=== PAGE ===

TechnicolourSquirrel writes "Forbes.com informs us that the company Media Rights Technologies is suing Microsoft, Apple, Adobe, and Real Networks for not using its DRM technology and therefore 'failing to include measures to control access to copyrighted material.' The company alleges that their refusal to use MRT's X1 Recording Control technology constitutes a 'circumvention' of a copyright protection system, which is of course illegal under the Digital Millenium Copryight Act. I would say more, but without controlling access to this paragraph with MRT's products, I fear I have already risked too much ..."

26 of 332 comments (clear)

  1. Hilarious PR by mcvos · · Score: 5, Insightful

    Now this is truly funny. Not buying from them is a violation of the law? I suspect it's a publicity campaign. Lawsuits are very popular for that sort of thing, nowadays.

    1. Re:Hilarious PR by Anonymous Coward · · Score: 1, Insightful

      No, they're not. Massachusetts is a government entity. They're not allowed to play favorites, there are specific rules about how they decide who to buy from. (However, it's Massachusetts, so it's not surprising that they would play favorites. Do a quick Google on "Big Dig". Might also want to add "corruption" or "killed" to the search to get a better idea.)

      Diebold's offering was considerably cheaper than the one Massachusetts inexplicably decided to choose. (Something like half the cost.) Since Massachusetts is bound, by law, to pick the cheapest option that meets the requirements they set out (which was Diebold's offering) Diebold has a right to sue them.

=== DATASET RECORDS ===

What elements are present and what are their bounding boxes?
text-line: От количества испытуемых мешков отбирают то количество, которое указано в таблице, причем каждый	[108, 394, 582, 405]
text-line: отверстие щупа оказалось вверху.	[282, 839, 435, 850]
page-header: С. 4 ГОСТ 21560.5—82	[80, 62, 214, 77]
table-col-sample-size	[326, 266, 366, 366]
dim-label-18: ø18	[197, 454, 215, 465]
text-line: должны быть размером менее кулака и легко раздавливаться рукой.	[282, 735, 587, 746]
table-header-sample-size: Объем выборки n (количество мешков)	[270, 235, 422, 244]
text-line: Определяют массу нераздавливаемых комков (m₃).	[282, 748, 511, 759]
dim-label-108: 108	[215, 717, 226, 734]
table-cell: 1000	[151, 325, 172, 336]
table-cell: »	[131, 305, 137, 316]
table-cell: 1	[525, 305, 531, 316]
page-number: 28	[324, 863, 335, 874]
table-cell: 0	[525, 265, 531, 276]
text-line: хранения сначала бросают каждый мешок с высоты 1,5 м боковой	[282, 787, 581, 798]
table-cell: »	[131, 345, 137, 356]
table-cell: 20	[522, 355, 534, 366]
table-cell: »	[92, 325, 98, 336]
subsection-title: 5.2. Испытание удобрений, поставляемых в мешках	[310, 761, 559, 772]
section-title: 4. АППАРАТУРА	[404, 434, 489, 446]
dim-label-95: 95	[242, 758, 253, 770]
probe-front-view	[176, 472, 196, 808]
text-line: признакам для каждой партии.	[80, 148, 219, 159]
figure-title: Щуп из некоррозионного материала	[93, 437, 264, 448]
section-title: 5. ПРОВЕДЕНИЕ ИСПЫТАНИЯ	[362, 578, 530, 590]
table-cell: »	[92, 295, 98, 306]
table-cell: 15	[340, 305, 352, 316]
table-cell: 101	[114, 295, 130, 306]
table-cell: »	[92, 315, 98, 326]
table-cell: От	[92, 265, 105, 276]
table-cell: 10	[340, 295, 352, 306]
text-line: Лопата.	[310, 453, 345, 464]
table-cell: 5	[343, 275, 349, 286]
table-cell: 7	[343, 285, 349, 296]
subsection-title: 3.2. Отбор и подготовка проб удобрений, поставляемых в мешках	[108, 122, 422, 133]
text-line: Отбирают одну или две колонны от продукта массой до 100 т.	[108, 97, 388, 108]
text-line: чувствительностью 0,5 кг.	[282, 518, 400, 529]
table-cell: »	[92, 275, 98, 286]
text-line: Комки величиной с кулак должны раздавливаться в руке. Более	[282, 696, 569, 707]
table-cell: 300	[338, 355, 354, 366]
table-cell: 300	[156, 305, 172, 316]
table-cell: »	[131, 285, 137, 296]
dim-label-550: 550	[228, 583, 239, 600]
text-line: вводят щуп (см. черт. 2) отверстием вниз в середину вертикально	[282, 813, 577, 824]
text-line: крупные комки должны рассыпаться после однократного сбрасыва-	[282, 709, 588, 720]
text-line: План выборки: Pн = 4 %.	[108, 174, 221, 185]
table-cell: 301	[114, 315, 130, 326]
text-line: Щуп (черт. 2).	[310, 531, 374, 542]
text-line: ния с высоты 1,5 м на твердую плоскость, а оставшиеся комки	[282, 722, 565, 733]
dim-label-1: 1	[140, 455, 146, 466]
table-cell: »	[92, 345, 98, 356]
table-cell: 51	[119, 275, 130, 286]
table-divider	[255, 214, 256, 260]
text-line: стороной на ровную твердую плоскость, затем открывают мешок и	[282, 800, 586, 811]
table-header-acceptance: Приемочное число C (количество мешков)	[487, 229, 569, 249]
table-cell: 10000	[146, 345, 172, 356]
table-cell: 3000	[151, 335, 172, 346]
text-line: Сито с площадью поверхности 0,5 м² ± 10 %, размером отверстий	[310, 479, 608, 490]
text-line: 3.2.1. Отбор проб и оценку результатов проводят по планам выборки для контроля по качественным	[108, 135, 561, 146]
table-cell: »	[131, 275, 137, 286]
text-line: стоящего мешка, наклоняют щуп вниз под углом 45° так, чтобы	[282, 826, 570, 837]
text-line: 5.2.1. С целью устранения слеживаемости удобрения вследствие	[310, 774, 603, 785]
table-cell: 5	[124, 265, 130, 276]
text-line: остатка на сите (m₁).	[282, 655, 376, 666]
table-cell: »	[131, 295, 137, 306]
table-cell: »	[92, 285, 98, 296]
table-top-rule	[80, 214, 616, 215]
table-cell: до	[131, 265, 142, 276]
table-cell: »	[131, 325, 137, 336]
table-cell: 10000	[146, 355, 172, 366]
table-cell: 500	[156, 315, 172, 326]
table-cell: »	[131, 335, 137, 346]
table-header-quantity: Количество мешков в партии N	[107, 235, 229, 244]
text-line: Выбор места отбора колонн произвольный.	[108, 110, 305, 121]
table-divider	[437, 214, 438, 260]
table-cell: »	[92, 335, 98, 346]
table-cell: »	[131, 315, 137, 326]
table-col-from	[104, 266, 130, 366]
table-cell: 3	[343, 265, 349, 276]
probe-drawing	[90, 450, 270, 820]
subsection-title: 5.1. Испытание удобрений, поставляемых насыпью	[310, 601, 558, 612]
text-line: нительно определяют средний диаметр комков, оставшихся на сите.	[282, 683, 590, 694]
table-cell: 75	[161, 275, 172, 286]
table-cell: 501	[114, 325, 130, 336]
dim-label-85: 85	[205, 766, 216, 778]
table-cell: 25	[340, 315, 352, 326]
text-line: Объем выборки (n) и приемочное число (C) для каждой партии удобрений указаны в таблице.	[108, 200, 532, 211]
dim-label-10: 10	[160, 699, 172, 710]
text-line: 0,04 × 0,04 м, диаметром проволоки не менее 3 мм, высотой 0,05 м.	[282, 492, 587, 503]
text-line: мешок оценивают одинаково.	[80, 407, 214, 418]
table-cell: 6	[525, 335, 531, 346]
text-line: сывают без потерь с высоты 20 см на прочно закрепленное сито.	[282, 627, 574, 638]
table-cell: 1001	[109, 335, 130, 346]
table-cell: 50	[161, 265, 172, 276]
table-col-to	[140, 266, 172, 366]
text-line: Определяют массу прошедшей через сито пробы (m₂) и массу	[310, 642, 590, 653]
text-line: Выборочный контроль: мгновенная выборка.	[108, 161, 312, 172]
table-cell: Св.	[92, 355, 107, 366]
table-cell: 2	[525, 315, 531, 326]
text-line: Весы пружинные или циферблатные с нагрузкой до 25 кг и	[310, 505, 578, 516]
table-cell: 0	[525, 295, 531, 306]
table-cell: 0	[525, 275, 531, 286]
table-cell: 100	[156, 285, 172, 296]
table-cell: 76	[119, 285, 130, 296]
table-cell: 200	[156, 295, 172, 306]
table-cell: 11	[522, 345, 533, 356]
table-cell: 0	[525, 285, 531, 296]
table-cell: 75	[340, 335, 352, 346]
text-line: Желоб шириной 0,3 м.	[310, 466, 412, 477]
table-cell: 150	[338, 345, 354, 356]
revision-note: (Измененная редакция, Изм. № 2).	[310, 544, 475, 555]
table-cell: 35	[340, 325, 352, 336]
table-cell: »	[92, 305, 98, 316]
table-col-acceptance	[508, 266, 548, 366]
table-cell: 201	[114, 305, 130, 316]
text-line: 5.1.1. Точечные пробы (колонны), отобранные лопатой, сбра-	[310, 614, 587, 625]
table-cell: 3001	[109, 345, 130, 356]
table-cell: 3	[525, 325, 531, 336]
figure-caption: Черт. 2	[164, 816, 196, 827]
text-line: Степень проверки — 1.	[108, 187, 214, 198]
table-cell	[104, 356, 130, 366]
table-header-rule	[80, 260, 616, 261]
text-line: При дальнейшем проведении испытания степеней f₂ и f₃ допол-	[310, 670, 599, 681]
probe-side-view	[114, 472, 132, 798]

===

PROBLEMS:
a) Transcribe the DRM lawsuit discussion starting at "Diebold's offering was" and ending at "to sue them.".
b) Which companies does the DRM lawsuit discussion say Media Rights Technologies is suing?
c) Please resume the DRM lawsuit discussion from the point where it stops.
The lines above come from a separate source.

EXERCISE RESPONSES:
a)
Diebold's offering was considerably cheaper than the one Massachusetts inexplicably decided to choose. (Something like half the cost.) Since Massachusetts is bound, by law, to pick the cheapest option that meets the requirements they set out (which was Diebold's offering) Diebold has a right to sue them.

b) Microsoft, Apple, Adobe, and Real Networks.

c)
      Now, private entities have no such restriction. A private enterprise might decide to buy a more expensive computer system with lower specs solely because the color of the case goes well with their logo. (Or, to meet the car analogy requirement, people can decide to buy SUVs over more practical cars even though they're more expensive to own and maintain and a cheaper car would have met their needs.)

      So this lawsuit is baseless - there's no legal obligation for a private entity to choose a certain vendor. The same is not true of the government.

    2. Re:Hilarious PR by srmalloy · · Score: 2, Insightful

      Didn't Diebold already lose a "Waaahhh, you didn't buy our product, so we're gonna sue" lawsuit like this one? If I understand the provisions of the DMCA, it criminalizes the act of bypassing DRM on copyrighted material, but it does not mandate the presence of DRM on copyrighted material (much less a specific company's DRM product), in the same manner that the laws criminalizing the unauthorized entry into someone's home do not require that the resident install locks on their door, much less buy those locks from (say) Schlage.

    3. Re:Hilarious PR by watchingeyes · · Score: 3, Insightful

      No lawsuit here. The fact that this was posted by Zonk explains everything. It was a C&D that was sent, and it was for publicity purposes. The company wouldn't be stupid enough to sue, because they don't have standing, and would be sanctioned severely and relatively quickly.

      Off-topic: We should start a petition for OSTG to replace Zonk with a monkey.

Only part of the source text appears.